TASK REQUIREMENTS ->
Copy out each line featuring the string "životné" from the entries beneath.

-----

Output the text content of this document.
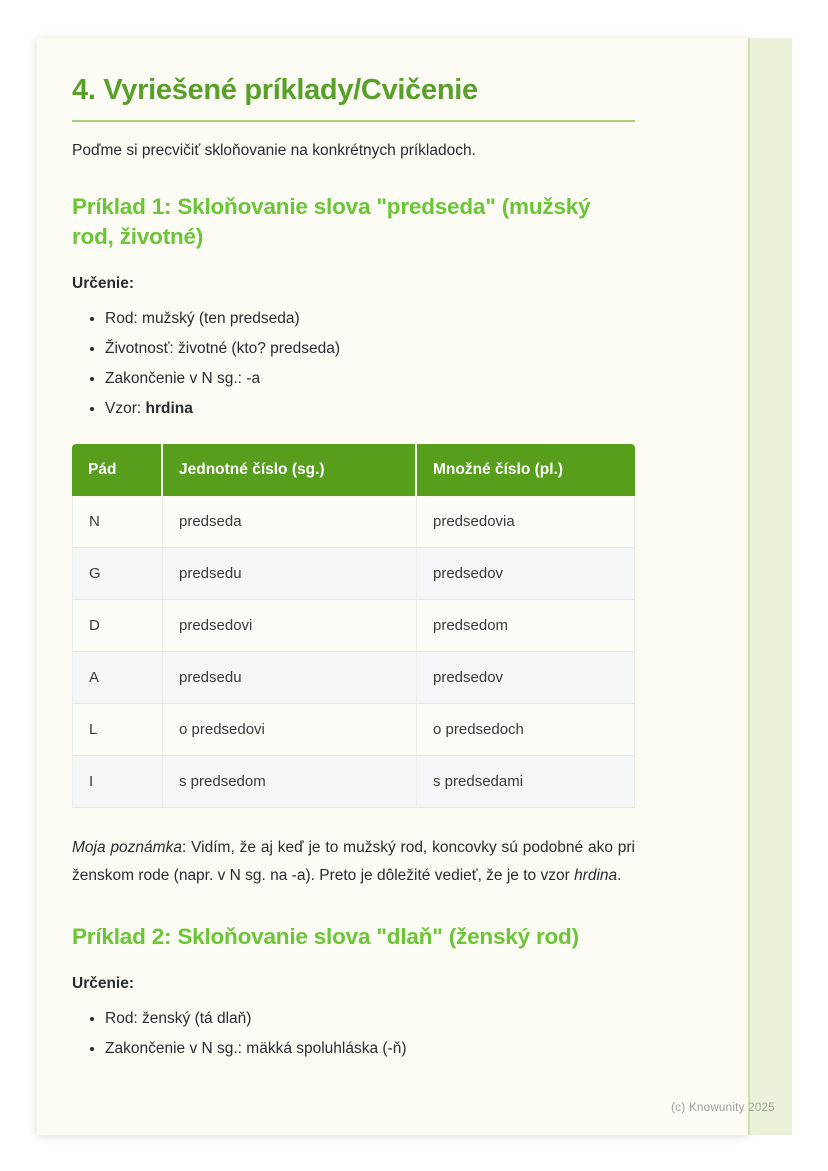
4. Vyriešené príklady/Cvičenie

Poďme si precvičiť skloňovanie na konkrétnych príkladoch.

Príklad 1: Skloňovanie slova "predseda" (mužský rod, životné)

Určenie:

• Rod: mužský (ten predseda)
• Životnosť: životné (kto? predseda)
• Zakončenie v N sg.: -a
• Vzor: hrdina
Pád	Jednotné číslo (sg.)	Množné číslo (pl.)
N	predseda	predsedovia
G	predsedu	predsedov
D	predsedovi	predsedom
A	predsedu	predsedov
L	o predsedovi	o predsedoch
I	s predsedom	s predsedami

Moja poznámka: Vidím, že aj keď je to mužský rod, koncovky sú podobné ako pri ženskom rode (napr. v N sg. na -a). Preto je dôležité vedieť, že je to vzor hrdina.

Príklad 2: Skloňovanie slova "dlaň" (ženský rod)

Určenie:

• Rod: ženský (tá dlaň)
• Zakončenie v N sg.: mäkká spoluhláska (-ň)
(c) Knowunity 2025
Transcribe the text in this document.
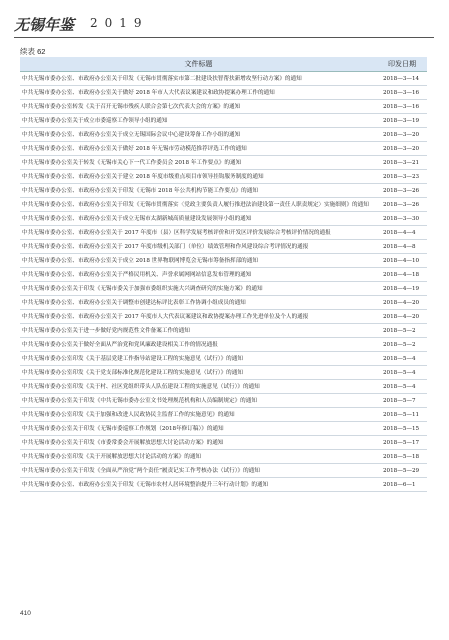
无锡年鉴 2019
续表 62
文件标题	印发日期
中共无锡市委办公室、市政府办公室关于印发《无锡市贯彻落实市第二批建设扶智帮扶新增攻坚行动方案》的通知	2018—3—14
中共无锡市委办公室、市政府办公室关于做好 2018 年市人大代表议案建议和政协提案办理工作的通知	2018—3—16
中共无锡市委办公室转发《关于召开无锡市残疾人联合会第七次代表大会的方案》的通知	2018—3—16
中共无锡市委办公室关于成立市委巡察工作领导小组的通知	2018—3—19
中共无锡市委办公室、市政府办公室关于成立无锡国际会议中心建设筹备工作小组的通知	2018—3—20
中共无锡市委办公室、市政府办公室关于做好 2018 年无锡市劳动模范推荐评选工作的通知	2018—3—20
中共无锡市委办公室关于转发《无锡市关心下一代工作委员会 2018 年工作要点》的通知	2018—3—21
中共无锡市委办公室、市政府办公室关于建立 2018 年度市级重点项目市领导挂钩服务制度的通知	2018—3—23
中共无锡市委办公室、市政府办公室关于印发《无锡市 2018 年公共机构节能工作要点》的通知	2018—3—26
中共无锡市委办公室、市政府办公室关于印发《无锡市贯彻落实〈党政主要负责人履行推进法治建设第一责任人职责规定〉实施细则》的通知	2018—3—26
中共无锡市委办公室、市政府办公室关于成立无锡市太湖新城高质量建设发展领导小组的通知	2018—3—30
中共无锡市委办公室、市政府办公室关于 2017 年度市（县）区科学发展考核评价和开发区评价发展综合考核评价情况的通报	2018—4—4
中共无锡市委办公室、市政府办公室关于 2017 年度市级机关部门（单位）绩效管理和作风建设综合考评情况的通报	2018—4—8
中共无锡市委办公室、市政府办公室关于成立 2018 世界物联网博览会无锡市筹备指挥部的通知	2018—4—10
中共无锡市委办公室、市政府办公室关于严格民用机关、声誉求属网网站信息发布管理的通知	2018—4—18
中共无锡市委办公室关于印发《无锡市委关于加强市委组织实施大兴调查研究的实施方案》的通知	2018—4—19
中共无锡市委办公室、市政府办公室关于调整市创建达标评比表彰工作协调小组成员的通知	2018—4—20
中共无锡市委办公室、市政府办公室关于 2017 年度市人大代表议案建议和政协提案办理工作先进单位及个人的通报	2018—4—20
中共无锡市委办公室关于进一步做好党内规范性文件备案工作的通知	2018—5—2
中共无锡市委办公室关于做好全面从严治党和党风廉政建设相关工作的情况通报	2018—5—2
中共无锡市委办公室印发《关于基层党建工作指导站建设工程的实施意见（试行）》的通知	2018—5—4
中共无锡市委办公室印发《关于党支部标准化规范化建设工程的实施意见（试行）》的通知	2018—5—4
中共无锡市委办公室印发《关于村、社区党组织带头人队伍建设工程的实施意见（试行）》的通知	2018—5—4
中共无锡市委办公室关于印发《中共无锡市委办公室文书处理规范机构和人员编制规定》的通知	2018—5—7
中共无锡市委办公室印发《关于加强和改进人民政协民主监督工作的实施意见》的通知	2018—5—11
中共无锡市委办公室关于印发《无锡市委巡察工作规划（2018年修订稿）》的通知	2018—5—15
中共无锡市委办公室关于印发《市委常委会开展解放思想大讨论活动方案》的通知	2018—5—17
中共无锡市委办公室印发《关于开展解放思想大讨论活动的方案》的通知	2018—5—18
中共无锡市委办公室关于印发《全面从严治党“两个责任”履责记实工作考核办法（试行）》的通知	2018—5—29
中共无锡市委办公室、市政府办公室关于印发《无锡市农村人居环境整治提升三年行动计划》的通知	2018—6—1
410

-----

WRITTEN RESPONSE ->
Príklad 1: Skloňovanie slova "predseda" (mužský rod, životné)
• Životnosť: životné (kto? predseda)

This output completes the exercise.